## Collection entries
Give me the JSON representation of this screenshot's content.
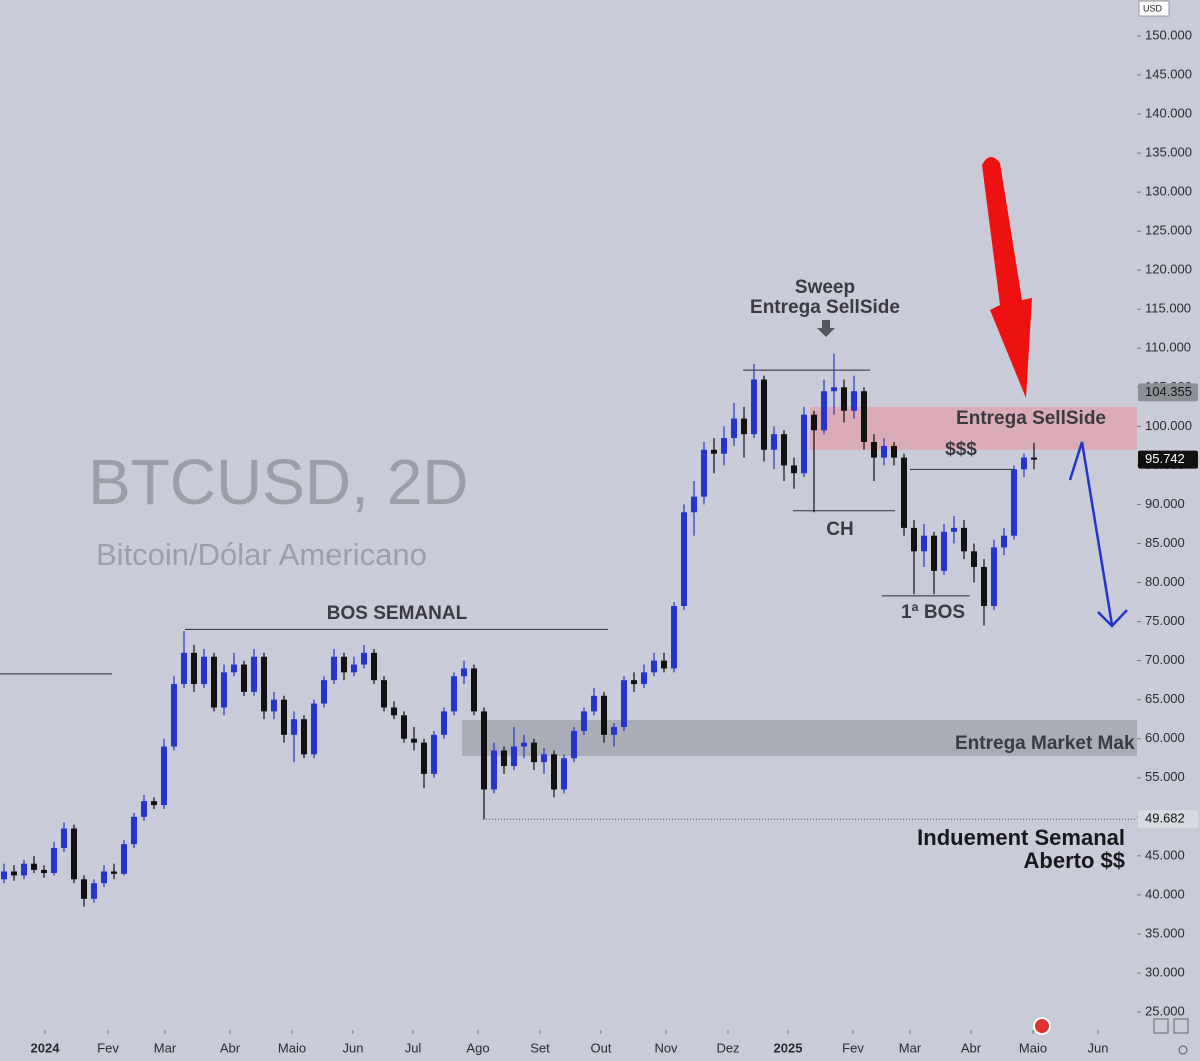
{
  "chart_data": {
    "type": "candlestick",
    "title": "BTCUSD, 2D",
    "subtitle": "Bitcoin/Dólar Americano",
    "currency": "USD",
    "up_color": "#2435c8",
    "down_color": "#111111",
    "xlim": [
      -0.4,
      113.3
    ],
    "ylim": [
      22700,
      154600
    ],
    "xticks": [
      {
        "value": 4.1,
        "label": "2024"
      },
      {
        "value": 10.4,
        "label": "Fev"
      },
      {
        "value": 16.1,
        "label": "Mar"
      },
      {
        "value": 22.6,
        "label": "Abr"
      },
      {
        "value": 28.8,
        "label": "Maio"
      },
      {
        "value": 34.9,
        "label": "Jun"
      },
      {
        "value": 40.9,
        "label": "Jul"
      },
      {
        "value": 47.4,
        "label": "Ago"
      },
      {
        "value": 53.6,
        "label": "Set"
      },
      {
        "value": 59.7,
        "label": "Out"
      },
      {
        "value": 66.2,
        "label": "Nov"
      },
      {
        "value": 72.4,
        "label": "Dez"
      },
      {
        "value": 78.4,
        "label": "2025"
      },
      {
        "value": 84.9,
        "label": "Fev"
      },
      {
        "value": 90.6,
        "label": "Mar"
      },
      {
        "value": 96.7,
        "label": "Abr"
      },
      {
        "value": 102.9,
        "label": "Maio"
      },
      {
        "value": 109.4,
        "label": "Jun"
      }
    ],
    "yticks": [
      {
        "value": 25000,
        "label": "25.000"
      },
      {
        "value": 30000,
        "label": "30.000"
      },
      {
        "value": 35000,
        "label": "35.000"
      },
      {
        "value": 40000,
        "label": "40.000"
      },
      {
        "value": 45000,
        "label": "45.000"
      },
      {
        "value": 50000,
        "label": "50.000"
      },
      {
        "value": 55000,
        "label": "55.000"
      },
      {
        "value": 60000,
        "label": "60.000"
      },
      {
        "value": 65000,
        "label": "65.000"
      },
      {
        "value": 70000,
        "label": "70.000"
      },
      {
        "value": 75000,
        "label": "75.000"
      },
      {
        "value": 80000,
        "label": "80.000"
      },
      {
        "value": 85000,
        "label": "85.000"
      },
      {
        "value": 90000,
        "label": "90.000"
      },
      {
        "value": 95000,
        "label": "95.000"
      },
      {
        "value": 100000,
        "label": "100.000"
      },
      {
        "value": 105000,
        "label": "105.000"
      },
      {
        "value": 110000,
        "label": "110.000"
      },
      {
        "value": 115000,
        "label": "115.000"
      },
      {
        "value": 120000,
        "label": "120.000"
      },
      {
        "value": 125000,
        "label": "125.000"
      },
      {
        "value": 130000,
        "label": "130.000"
      },
      {
        "value": 135000,
        "label": "135.000"
      },
      {
        "value": 140000,
        "label": "140.000"
      },
      {
        "value": 145000,
        "label": "145.000"
      },
      {
        "value": 150000,
        "label": "150.000"
      }
    ],
    "candles": [
      [
        42000,
        44000,
        41500,
        43000
      ],
      [
        43000,
        43800,
        41800,
        42500
      ],
      [
        42500,
        44500,
        42000,
        44000
      ],
      [
        44000,
        45000,
        42800,
        43200
      ],
      [
        43200,
        43800,
        42200,
        42800
      ],
      [
        42800,
        46800,
        42500,
        46000
      ],
      [
        46000,
        49300,
        45500,
        48500
      ],
      [
        48500,
        49000,
        41500,
        42000
      ],
      [
        42000,
        42500,
        38500,
        39500
      ],
      [
        39500,
        42000,
        39000,
        41500
      ],
      [
        41500,
        43800,
        41000,
        43000
      ],
      [
        43000,
        44000,
        42000,
        42700
      ],
      [
        42700,
        47000,
        42500,
        46500
      ],
      [
        46500,
        50500,
        46000,
        50000
      ],
      [
        50000,
        52800,
        49500,
        52000
      ],
      [
        52000,
        52500,
        51000,
        51500
      ],
      [
        51500,
        60000,
        51000,
        59000
      ],
      [
        59000,
        68000,
        58500,
        67000
      ],
      [
        67000,
        73800,
        66500,
        71000
      ],
      [
        71000,
        72000,
        66000,
        67000
      ],
      [
        67000,
        71500,
        66500,
        70500
      ],
      [
        70500,
        71000,
        63500,
        64000
      ],
      [
        64000,
        69500,
        63000,
        68500
      ],
      [
        68500,
        71000,
        68000,
        69500
      ],
      [
        69500,
        70000,
        65500,
        66000
      ],
      [
        66000,
        71500,
        65500,
        70500
      ],
      [
        70500,
        71000,
        62500,
        63500
      ],
      [
        63500,
        66000,
        62500,
        65000
      ],
      [
        65000,
        65500,
        59500,
        60500
      ],
      [
        60500,
        63500,
        57000,
        62500
      ],
      [
        62500,
        63000,
        57500,
        58000
      ],
      [
        58000,
        65000,
        57500,
        64500
      ],
      [
        64500,
        68000,
        64000,
        67500
      ],
      [
        67500,
        71500,
        67000,
        70500
      ],
      [
        70500,
        71000,
        67500,
        68500
      ],
      [
        68500,
        70500,
        68000,
        69500
      ],
      [
        69500,
        72000,
        69000,
        71000
      ],
      [
        71000,
        71500,
        67000,
        67500
      ],
      [
        67500,
        68000,
        63500,
        64000
      ],
      [
        64000,
        64800,
        62500,
        63000
      ],
      [
        63000,
        63500,
        59500,
        60000
      ],
      [
        60000,
        61500,
        58500,
        59500
      ],
      [
        59500,
        60000,
        53700,
        55500
      ],
      [
        55500,
        61000,
        55000,
        60500
      ],
      [
        60500,
        64000,
        60000,
        63500
      ],
      [
        63500,
        68500,
        63000,
        68000
      ],
      [
        68000,
        70000,
        67000,
        69000
      ],
      [
        69000,
        69500,
        63000,
        63500
      ],
      [
        63500,
        64000,
        49682,
        53500
      ],
      [
        53500,
        59500,
        53000,
        58500
      ],
      [
        58500,
        59000,
        55500,
        56500
      ],
      [
        56500,
        61500,
        56000,
        59000
      ],
      [
        59000,
        60500,
        57500,
        59500
      ],
      [
        59500,
        60000,
        56000,
        57000
      ],
      [
        57000,
        58800,
        55500,
        58000
      ],
      [
        58000,
        58500,
        52500,
        53500
      ],
      [
        53500,
        58000,
        53000,
        57500
      ],
      [
        57500,
        61500,
        57000,
        61000
      ],
      [
        61000,
        64000,
        60500,
        63500
      ],
      [
        63500,
        66500,
        63000,
        65500
      ],
      [
        65500,
        66000,
        59500,
        60500
      ],
      [
        60500,
        62000,
        59000,
        61500
      ],
      [
        61500,
        68000,
        61000,
        67500
      ],
      [
        67500,
        68500,
        66000,
        67000
      ],
      [
        67000,
        69500,
        66500,
        68500
      ],
      [
        68500,
        71000,
        68000,
        70000
      ],
      [
        70000,
        71000,
        68500,
        69000
      ],
      [
        69000,
        77500,
        68500,
        77000
      ],
      [
        77000,
        90000,
        76500,
        89000
      ],
      [
        89000,
        93000,
        86000,
        91000
      ],
      [
        91000,
        98000,
        90000,
        97000
      ],
      [
        97000,
        98500,
        94000,
        96500
      ],
      [
        96500,
        100000,
        95000,
        98500
      ],
      [
        98500,
        103000,
        97500,
        101000
      ],
      [
        101000,
        102500,
        96000,
        99000
      ],
      [
        99000,
        108000,
        98500,
        106000
      ],
      [
        106000,
        106500,
        95500,
        97000
      ],
      [
        97000,
        100000,
        94500,
        99000
      ],
      [
        99000,
        99500,
        93000,
        95000
      ],
      [
        95000,
        96000,
        92000,
        94000
      ],
      [
        94000,
        102500,
        93500,
        101500
      ],
      [
        101500,
        102000,
        89000,
        99500
      ],
      [
        99500,
        106000,
        99000,
        104500
      ],
      [
        104500,
        109300,
        101500,
        105000
      ],
      [
        105000,
        106000,
        100500,
        102000
      ],
      [
        102000,
        106500,
        101000,
        104500
      ],
      [
        104500,
        105000,
        97000,
        98000
      ],
      [
        98000,
        99000,
        93000,
        96000
      ],
      [
        96000,
        98500,
        95000,
        97500
      ],
      [
        97500,
        98000,
        95000,
        96000
      ],
      [
        96000,
        96500,
        86000,
        87000
      ],
      [
        87000,
        88000,
        78500,
        84000
      ],
      [
        84000,
        87500,
        82000,
        86000
      ],
      [
        86000,
        86500,
        78500,
        81500
      ],
      [
        81500,
        87500,
        81000,
        86500
      ],
      [
        86500,
        88500,
        85000,
        87000
      ],
      [
        87000,
        88000,
        83000,
        84000
      ],
      [
        84000,
        85000,
        80000,
        82000
      ],
      [
        82000,
        83000,
        74500,
        77000
      ],
      [
        77000,
        85500,
        76500,
        84500
      ],
      [
        84500,
        87000,
        83500,
        86000
      ],
      [
        86000,
        95000,
        85500,
        94500
      ],
      [
        94500,
        96500,
        93500,
        96000
      ],
      [
        96000,
        97900,
        94500,
        95742
      ]
    ],
    "levels": [
      {
        "value": 74000,
        "from": 18.1,
        "to": 60.4
      },
      {
        "value": 68300,
        "from": -0.4,
        "to": 10.8
      },
      {
        "value": 107200,
        "from": 73.9,
        "to": 86.6
      },
      {
        "value": 89200,
        "from": 78.9,
        "to": 89.1
      },
      {
        "value": 78300,
        "from": 87.8,
        "to": 96.6
      },
      {
        "value": 94500,
        "from": 90.6,
        "to": 101.1
      }
    ],
    "zones": [
      {
        "label": "Entrega SellSide",
        "low": 97000,
        "high": 102500,
        "from": 80.6,
        "color": "rgba(232,150,162,0.6)"
      },
      {
        "label": "Entrega Market Mak",
        "low": 57800,
        "high": 62400,
        "from": 45.8,
        "color": "rgba(150,152,160,0.6)"
      }
    ],
    "price_labels": [
      {
        "value": 104355,
        "label": "104.355",
        "bg": "#8d8f96",
        "fg": "#111111"
      },
      {
        "value": 95742,
        "label": "95.742",
        "bg": "#111111",
        "fg": "#ffffff"
      },
      {
        "value": 49682,
        "label": "49.682",
        "bg": "#d8dae2",
        "fg": "#111111",
        "line_from": 47.9
      }
    ],
    "annotations": {
      "bos_semanal": "BOS SEMANAL",
      "sweep": [
        "Sweep",
        "Entrega SellSide"
      ],
      "ch": "CH",
      "first_bos": "1ª BOS",
      "liquidity": "$$$",
      "inducement": [
        "Induement Semanal",
        "Aberto $$"
      ]
    }
  }
}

## TASK GOAL
List all lines where "rgba" occurs.

## WRITTEN SOLUTION
        "color": "rgba(232,150,162,0.6)"
        "color": "rgba(150,152,160,0.6)"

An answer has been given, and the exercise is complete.